- INSTRUCTIONS TO FOLLOW
Filter the records below for the word "исключить". Copy each line that holds it.

- SUPPLIED DATA
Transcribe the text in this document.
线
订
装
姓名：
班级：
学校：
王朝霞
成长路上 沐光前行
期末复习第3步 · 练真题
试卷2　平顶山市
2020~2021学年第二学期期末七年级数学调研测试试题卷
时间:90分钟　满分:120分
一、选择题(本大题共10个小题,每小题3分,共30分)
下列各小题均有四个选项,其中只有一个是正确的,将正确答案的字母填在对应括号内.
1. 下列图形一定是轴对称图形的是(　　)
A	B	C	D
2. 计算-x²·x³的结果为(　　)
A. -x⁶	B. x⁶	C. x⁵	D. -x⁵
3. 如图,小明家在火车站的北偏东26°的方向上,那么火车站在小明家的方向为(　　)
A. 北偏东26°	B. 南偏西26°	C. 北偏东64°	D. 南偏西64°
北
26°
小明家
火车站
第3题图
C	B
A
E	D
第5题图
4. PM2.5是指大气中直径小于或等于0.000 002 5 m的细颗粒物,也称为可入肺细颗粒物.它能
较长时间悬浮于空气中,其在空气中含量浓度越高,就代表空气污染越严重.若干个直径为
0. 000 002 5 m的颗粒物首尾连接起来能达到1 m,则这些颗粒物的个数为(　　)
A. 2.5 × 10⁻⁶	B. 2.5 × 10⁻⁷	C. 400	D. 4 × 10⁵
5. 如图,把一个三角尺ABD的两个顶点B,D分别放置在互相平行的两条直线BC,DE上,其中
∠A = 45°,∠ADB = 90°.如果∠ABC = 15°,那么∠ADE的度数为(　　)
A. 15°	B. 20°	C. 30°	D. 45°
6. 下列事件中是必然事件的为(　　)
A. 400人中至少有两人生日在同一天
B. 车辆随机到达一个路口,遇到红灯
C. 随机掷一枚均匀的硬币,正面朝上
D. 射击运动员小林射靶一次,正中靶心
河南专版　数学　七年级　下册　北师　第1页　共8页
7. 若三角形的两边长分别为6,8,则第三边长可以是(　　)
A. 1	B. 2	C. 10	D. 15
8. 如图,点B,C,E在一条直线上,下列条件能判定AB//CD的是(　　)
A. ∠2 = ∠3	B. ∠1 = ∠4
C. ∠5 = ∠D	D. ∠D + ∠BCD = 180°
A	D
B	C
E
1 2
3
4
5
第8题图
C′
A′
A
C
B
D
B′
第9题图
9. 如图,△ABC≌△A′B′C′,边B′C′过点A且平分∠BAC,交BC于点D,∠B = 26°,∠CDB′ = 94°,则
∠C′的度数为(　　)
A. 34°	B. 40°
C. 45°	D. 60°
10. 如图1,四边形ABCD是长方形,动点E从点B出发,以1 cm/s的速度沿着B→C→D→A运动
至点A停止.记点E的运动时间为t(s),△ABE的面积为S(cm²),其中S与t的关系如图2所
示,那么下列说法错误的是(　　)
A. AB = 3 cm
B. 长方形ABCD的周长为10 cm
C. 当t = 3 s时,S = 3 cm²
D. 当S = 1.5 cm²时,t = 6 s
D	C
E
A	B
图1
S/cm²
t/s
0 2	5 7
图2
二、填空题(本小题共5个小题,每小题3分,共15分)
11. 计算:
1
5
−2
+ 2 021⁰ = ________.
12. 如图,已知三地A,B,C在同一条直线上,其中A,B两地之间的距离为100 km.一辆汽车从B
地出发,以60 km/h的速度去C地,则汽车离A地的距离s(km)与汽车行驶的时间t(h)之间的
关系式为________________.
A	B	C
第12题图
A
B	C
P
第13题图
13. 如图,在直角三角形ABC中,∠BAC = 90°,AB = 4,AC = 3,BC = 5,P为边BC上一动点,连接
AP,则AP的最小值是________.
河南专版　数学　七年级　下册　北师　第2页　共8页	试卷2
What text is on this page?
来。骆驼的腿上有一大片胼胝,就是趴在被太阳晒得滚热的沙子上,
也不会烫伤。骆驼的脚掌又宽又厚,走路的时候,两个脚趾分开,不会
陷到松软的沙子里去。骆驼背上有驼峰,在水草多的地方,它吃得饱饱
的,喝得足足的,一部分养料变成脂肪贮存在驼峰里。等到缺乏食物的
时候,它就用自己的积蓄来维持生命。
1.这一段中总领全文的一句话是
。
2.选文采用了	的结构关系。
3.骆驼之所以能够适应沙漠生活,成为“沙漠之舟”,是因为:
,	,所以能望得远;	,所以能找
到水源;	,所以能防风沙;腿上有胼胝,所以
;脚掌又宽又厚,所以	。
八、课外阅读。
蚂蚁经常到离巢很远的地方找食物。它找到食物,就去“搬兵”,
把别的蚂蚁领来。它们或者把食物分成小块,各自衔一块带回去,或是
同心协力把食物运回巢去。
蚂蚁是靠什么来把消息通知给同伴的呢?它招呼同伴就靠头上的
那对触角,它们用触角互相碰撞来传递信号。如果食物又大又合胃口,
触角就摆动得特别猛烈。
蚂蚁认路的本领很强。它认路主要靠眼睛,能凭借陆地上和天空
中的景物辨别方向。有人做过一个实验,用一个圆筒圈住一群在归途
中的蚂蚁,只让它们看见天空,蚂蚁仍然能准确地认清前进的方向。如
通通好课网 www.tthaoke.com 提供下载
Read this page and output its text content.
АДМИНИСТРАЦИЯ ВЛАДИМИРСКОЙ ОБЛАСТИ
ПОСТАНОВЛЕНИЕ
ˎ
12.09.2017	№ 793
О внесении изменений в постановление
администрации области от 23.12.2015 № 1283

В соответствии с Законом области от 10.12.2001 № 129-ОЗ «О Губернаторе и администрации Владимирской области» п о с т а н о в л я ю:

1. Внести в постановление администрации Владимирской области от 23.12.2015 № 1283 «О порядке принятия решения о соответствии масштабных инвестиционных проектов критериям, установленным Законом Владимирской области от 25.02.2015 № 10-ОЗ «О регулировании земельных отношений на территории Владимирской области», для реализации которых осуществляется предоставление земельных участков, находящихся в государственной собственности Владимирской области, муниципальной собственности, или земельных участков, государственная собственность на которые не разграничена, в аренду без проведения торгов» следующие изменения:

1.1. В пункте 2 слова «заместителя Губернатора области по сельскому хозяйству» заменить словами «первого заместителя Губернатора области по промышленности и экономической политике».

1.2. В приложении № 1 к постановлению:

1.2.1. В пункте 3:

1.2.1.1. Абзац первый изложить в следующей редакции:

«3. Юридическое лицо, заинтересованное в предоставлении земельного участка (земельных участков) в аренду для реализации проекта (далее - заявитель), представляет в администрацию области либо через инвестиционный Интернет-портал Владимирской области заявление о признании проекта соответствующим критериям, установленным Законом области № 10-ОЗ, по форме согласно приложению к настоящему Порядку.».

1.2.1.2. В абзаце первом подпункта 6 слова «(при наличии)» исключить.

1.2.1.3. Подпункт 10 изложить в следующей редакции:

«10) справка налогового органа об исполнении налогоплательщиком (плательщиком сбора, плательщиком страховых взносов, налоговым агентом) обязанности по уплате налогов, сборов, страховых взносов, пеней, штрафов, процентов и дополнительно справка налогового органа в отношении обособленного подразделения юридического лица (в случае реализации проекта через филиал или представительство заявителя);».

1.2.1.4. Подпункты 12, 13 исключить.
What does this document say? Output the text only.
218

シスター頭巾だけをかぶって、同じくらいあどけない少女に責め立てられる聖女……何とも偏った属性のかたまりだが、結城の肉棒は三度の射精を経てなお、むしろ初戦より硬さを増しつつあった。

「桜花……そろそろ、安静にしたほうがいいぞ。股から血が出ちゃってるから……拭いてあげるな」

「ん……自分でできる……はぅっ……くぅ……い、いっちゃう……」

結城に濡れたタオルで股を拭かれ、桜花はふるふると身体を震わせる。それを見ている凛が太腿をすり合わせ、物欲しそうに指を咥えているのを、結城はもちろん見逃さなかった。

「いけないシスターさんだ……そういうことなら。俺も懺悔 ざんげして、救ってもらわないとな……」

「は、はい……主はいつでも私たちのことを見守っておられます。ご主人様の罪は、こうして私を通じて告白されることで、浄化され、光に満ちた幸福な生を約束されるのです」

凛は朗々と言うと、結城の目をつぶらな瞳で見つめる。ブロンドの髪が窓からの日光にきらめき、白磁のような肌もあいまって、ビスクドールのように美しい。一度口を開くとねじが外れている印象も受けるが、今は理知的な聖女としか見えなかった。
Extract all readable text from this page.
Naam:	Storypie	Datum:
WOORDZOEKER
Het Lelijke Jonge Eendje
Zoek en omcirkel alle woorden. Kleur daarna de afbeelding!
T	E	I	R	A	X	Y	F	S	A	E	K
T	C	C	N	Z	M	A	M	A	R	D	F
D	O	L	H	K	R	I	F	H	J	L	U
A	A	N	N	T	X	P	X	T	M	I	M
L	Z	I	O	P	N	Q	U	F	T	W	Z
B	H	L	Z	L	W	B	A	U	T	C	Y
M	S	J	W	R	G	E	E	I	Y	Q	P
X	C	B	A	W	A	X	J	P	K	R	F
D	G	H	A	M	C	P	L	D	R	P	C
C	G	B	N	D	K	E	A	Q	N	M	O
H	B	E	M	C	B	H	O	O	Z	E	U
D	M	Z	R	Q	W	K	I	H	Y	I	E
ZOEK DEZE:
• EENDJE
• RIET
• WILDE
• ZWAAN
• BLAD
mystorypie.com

- RESULT OF THIS TASK
1.2.1.2. В абзаце первом подпункта 6 слова «(при наличии)» исключить.
1.2.1.4. Подпункты 12, 13 исключить.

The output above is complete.